- Set problem -
Leaving out the pictures, transcribe all of the records faithfully.

[Extracted data entries]
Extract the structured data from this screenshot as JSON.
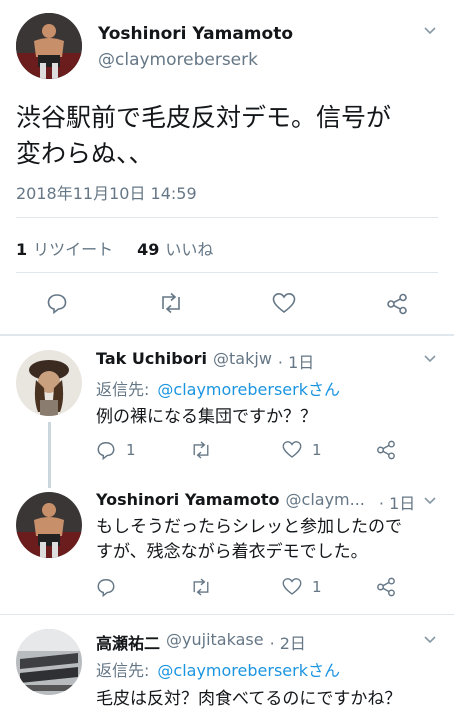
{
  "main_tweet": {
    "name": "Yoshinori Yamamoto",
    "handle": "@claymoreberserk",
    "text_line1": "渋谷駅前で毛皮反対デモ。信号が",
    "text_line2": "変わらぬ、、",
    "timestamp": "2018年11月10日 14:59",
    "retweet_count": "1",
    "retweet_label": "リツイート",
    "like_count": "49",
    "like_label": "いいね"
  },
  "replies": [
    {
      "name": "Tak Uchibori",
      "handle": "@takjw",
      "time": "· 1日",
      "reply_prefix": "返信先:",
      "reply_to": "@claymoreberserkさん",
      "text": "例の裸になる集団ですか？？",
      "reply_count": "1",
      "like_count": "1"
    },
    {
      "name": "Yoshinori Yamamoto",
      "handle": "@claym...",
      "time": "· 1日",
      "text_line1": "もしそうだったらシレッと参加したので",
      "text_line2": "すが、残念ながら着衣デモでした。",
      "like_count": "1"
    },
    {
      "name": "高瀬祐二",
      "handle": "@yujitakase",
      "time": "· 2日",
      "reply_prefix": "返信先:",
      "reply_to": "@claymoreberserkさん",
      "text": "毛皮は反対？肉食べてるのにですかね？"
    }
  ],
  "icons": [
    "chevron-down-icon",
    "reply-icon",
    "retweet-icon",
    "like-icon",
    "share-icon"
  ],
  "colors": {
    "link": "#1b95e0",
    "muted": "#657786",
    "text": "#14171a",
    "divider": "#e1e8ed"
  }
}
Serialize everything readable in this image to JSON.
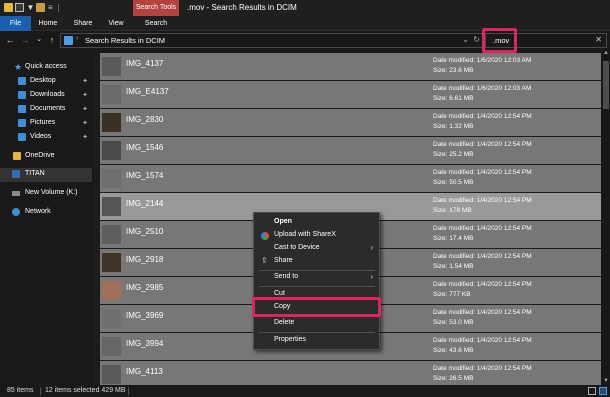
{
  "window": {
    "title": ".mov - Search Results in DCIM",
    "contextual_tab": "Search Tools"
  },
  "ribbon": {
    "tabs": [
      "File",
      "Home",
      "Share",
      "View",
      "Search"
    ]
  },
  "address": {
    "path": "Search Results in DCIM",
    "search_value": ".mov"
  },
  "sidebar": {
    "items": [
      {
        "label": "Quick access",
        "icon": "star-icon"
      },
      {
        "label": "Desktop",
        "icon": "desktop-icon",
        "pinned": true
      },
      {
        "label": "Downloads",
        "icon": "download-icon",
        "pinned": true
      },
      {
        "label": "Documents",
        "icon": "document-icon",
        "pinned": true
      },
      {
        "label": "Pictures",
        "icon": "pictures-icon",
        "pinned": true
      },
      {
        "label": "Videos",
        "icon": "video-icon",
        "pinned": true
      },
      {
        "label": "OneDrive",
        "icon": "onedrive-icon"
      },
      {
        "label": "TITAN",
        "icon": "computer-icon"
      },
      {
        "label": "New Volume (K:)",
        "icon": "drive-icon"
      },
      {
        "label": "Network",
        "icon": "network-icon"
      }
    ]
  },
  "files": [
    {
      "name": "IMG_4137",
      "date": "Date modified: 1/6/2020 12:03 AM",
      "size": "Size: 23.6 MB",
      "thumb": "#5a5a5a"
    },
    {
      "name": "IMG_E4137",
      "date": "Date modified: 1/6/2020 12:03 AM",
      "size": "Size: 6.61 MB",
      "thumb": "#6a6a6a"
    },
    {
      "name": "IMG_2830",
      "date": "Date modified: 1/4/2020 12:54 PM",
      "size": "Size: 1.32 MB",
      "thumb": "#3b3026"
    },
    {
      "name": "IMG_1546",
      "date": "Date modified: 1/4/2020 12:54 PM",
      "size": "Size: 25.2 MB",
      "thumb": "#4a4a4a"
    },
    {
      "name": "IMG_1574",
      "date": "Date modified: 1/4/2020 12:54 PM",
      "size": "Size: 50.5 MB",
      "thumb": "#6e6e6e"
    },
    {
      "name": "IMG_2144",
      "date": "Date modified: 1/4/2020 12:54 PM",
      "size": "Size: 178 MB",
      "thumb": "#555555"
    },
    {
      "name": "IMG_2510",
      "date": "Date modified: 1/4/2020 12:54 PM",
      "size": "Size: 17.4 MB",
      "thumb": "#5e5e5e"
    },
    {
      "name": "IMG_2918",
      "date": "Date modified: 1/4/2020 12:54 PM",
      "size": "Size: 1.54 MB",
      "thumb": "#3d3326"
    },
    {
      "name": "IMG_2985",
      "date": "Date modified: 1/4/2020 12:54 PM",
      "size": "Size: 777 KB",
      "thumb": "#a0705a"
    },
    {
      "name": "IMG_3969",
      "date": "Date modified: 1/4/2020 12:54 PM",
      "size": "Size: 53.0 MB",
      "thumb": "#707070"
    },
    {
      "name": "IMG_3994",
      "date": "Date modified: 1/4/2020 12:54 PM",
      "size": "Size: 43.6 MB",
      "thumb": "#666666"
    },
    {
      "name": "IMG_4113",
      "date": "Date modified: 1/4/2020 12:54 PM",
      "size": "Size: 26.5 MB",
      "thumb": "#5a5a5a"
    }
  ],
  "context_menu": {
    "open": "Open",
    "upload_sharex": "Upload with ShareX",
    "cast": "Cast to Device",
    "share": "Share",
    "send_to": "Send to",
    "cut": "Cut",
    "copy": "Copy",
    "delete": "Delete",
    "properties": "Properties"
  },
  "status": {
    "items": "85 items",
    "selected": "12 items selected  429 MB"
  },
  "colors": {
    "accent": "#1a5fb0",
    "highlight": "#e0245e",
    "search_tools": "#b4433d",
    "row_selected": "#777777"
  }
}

- The solution -
Extract the structured data from this screenshot as JSON.
{
  "main_tweet": {
    "name": "Yoshinori Yamamoto",
    "handle": "@claymoreberserk",
    "text_line1": "渋谷駅前で毛皮反対デモ。信号が",
    "text_line2": "変わらぬ、、",
    "timestamp": "2018年11月10日 14:59",
    "retweet_count": "1",
    "retweet_label": "リツイート",
    "like_count": "49",
    "like_label": "いいね"
  },
  "replies": [
    {
      "name": "Tak Uchibori",
      "handle": "@takjw",
      "time": "· 1日",
      "reply_prefix": "返信先:",
      "reply_to": "@claymoreberserkさん",
      "text": "例の裸になる集団ですか？？",
      "reply_count": "1",
      "like_count": "1"
    },
    {
      "name": "Yoshinori Yamamoto",
      "handle": "@claym...",
      "time": "· 1日",
      "text_line1": "もしそうだったらシレッと参加したので",
      "text_line2": "すが、残念ながら着衣デモでした。",
      "like_count": "1"
    },
    {
      "name": "高瀬祐二",
      "handle": "@yujitakase",
      "time": "· 2日",
      "reply_prefix": "返信先:",
      "reply_to": "@claymoreberserkさん",
      "text": "毛皮は反対？肉食べてるのにですかね？"
    }
  ],
  "icons": [
    "chevron-down-icon",
    "reply-icon",
    "retweet-icon",
    "like-icon",
    "share-icon"
  ],
  "colors": {
    "link": "#1b95e0",
    "muted": "#657786",
    "text": "#14171a",
    "divider": "#e1e8ed"
  }
}
Serialize everything readable in this image to JSON.
{
  "window": {
    "title": ".mov - Search Results in DCIM",
    "contextual_tab": "Search Tools"
  },
  "ribbon": {
    "tabs": [
      "File",
      "Home",
      "Share",
      "View",
      "Search"
    ]
  },
  "address": {
    "path": "Search Results in DCIM",
    "search_value": ".mov"
  },
  "sidebar": {
    "items": [
      {
        "label": "Quick access",
        "icon": "star-icon"
      },
      {
        "label": "Desktop",
        "icon": "desktop-icon",
        "pinned": true
      },
      {
        "label": "Downloads",
        "icon": "download-icon",
        "pinned": true
      },
      {
        "label": "Documents",
        "icon": "document-icon",
        "pinned": true
      },
      {
        "label": "Pictures",
        "icon": "pictures-icon",
        "pinned": true
      },
      {
        "label": "Videos",
        "icon": "video-icon",
        "pinned": true
      },
      {
        "label": "OneDrive",
        "icon": "onedrive-icon"
      },
      {
        "label": "TITAN",
        "icon": "computer-icon"
      },
      {
        "label": "New Volume (K:)",
        "icon": "drive-icon"
      },
      {
        "label": "Network",
        "icon": "network-icon"
      }
    ]
  },
  "files": [
    {
      "name": "IMG_4137",
      "date": "Date modified: 1/6/2020 12:03 AM",
      "size": "Size: 23.6 MB",
      "thumb": "#5a5a5a"
    },
    {
      "name": "IMG_E4137",
      "date": "Date modified: 1/6/2020 12:03 AM",
      "size": "Size: 6.61 MB",
      "thumb": "#6a6a6a"
    },
    {
      "name": "IMG_2830",
      "date": "Date modified: 1/4/2020 12:54 PM",
      "size": "Size: 1.32 MB",
      "thumb": "#3b3026"
    },
    {
      "name": "IMG_1546",
      "date": "Date modified: 1/4/2020 12:54 PM",
      "size": "Size: 25.2 MB",
      "thumb": "#4a4a4a"
    },
    {
      "name": "IMG_1574",
      "date": "Date modified: 1/4/2020 12:54 PM",
      "size": "Size: 50.5 MB",
      "thumb": "#6e6e6e"
    },
    {
      "name": "IMG_2144",
      "date": "Date modified: 1/4/2020 12:54 PM",
      "size": "Size: 178 MB",
      "thumb": "#555555"
    },
    {
      "name": "IMG_2510",
      "date": "Date modified: 1/4/2020 12:54 PM",
      "size": "Size: 17.4 MB",
      "thumb": "#5e5e5e"
    },
    {
      "name": "IMG_2918",
      "date": "Date modified: 1/4/2020 12:54 PM",
      "size": "Size: 1.54 MB",
      "thumb": "#3d3326"
    },
    {
      "name": "IMG_2985",
      "date": "Date modified: 1/4/2020 12:54 PM",
      "size": "Size: 777 KB",
      "thumb": "#a0705a"
    },
    {
      "name": "IMG_3969",
      "date": "Date modified: 1/4/2020 12:54 PM",
      "size": "Size: 53.0 MB",
      "thumb": "#707070"
    },
    {
      "name": "IMG_3994",
      "date": "Date modified: 1/4/2020 12:54 PM",
      "size": "Size: 43.6 MB",
      "thumb": "#666666"
    },
    {
      "name": "IMG_4113",
      "date": "Date modified: 1/4/2020 12:54 PM",
      "size": "Size: 26.5 MB",
      "thumb": "#5a5a5a"
    }
  ],
  "context_menu": {
    "open": "Open",
    "upload_sharex": "Upload with ShareX",
    "cast": "Cast to Device",
    "share": "Share",
    "send_to": "Send to",
    "cut": "Cut",
    "copy": "Copy",
    "delete": "Delete",
    "properties": "Properties"
  },
  "status": {
    "items": "85 items",
    "selected": "12 items selected  429 MB"
  },
  "colors": {
    "accent": "#1a5fb0",
    "highlight": "#e0245e",
    "search_tools": "#b4433d",
    "row_selected": "#777777"
  }
}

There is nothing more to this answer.